Work instructions =>
Copy down every line where the string "Akkoord" shows up.

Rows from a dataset
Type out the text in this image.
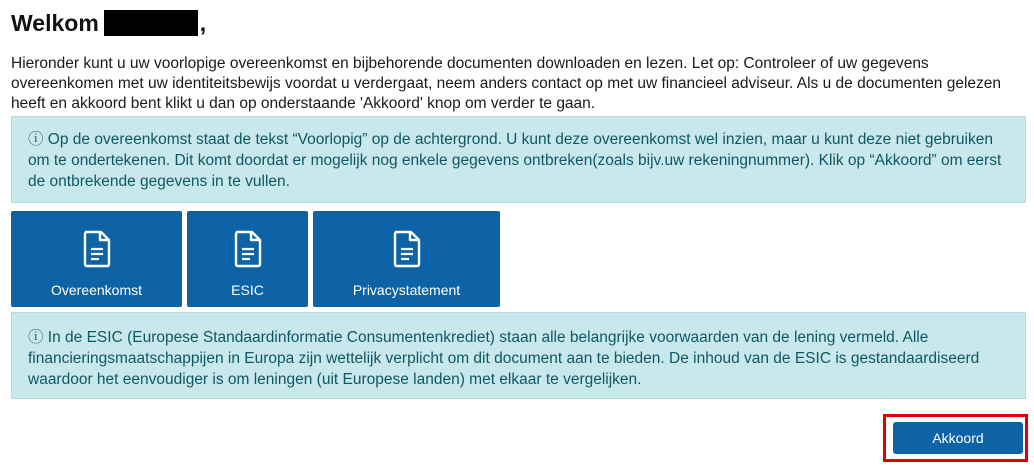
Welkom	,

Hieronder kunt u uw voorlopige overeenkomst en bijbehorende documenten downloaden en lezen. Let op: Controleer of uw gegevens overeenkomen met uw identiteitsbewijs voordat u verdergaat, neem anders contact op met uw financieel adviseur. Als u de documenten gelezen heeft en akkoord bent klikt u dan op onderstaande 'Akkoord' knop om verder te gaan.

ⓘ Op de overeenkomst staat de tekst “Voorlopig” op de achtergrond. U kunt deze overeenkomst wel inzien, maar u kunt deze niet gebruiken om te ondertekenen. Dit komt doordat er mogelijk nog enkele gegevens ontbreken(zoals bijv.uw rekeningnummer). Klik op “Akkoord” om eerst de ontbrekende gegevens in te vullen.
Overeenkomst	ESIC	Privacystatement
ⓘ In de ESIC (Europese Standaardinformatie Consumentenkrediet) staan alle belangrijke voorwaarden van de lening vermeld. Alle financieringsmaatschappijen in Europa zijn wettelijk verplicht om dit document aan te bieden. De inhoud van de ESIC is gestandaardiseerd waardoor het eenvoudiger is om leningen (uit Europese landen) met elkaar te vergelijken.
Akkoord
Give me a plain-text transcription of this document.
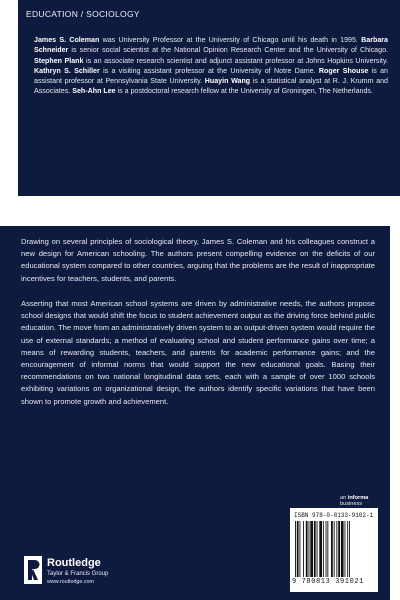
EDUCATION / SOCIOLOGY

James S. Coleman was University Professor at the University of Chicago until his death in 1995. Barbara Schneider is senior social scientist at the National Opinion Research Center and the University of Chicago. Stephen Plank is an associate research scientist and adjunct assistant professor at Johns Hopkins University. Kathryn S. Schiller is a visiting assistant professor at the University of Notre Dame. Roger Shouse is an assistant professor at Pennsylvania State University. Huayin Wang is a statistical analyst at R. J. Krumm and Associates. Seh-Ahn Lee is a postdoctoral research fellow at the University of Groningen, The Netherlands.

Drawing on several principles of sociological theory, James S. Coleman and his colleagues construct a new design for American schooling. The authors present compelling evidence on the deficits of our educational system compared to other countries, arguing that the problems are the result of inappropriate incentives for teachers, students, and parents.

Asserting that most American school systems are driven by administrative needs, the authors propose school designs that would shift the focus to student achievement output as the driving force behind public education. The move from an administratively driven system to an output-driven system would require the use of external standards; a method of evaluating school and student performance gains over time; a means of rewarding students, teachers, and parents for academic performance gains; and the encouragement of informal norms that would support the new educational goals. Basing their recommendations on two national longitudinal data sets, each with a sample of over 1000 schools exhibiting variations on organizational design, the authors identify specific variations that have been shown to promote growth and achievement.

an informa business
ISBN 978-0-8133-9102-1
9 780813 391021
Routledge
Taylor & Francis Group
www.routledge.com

Expected answer =>
Hieronder kunt u uw voorlopige overeenkomst en bijbehorende documenten downloaden en lezen. Let op: Controleer of uw gegevens overeenkomen met uw identiteitsbewijs voordat u verdergaat, neem anders contact op met uw financieel adviseur. Als u de documenten gelezen heeft en akkoord bent klikt u dan op onderstaande 'Akkoord' knop om verder te gaan.
ⓘ Op de overeenkomst staat de tekst “Voorlopig” op de achtergrond. U kunt deze overeenkomst wel inzien, maar u kunt deze niet gebruiken om te ondertekenen. Dit komt doordat er mogelijk nog enkele gegevens ontbreken(zoals bijv.uw rekeningnummer). Klik op “Akkoord” om eerst de ontbrekende gegevens in te vullen.
Akkoord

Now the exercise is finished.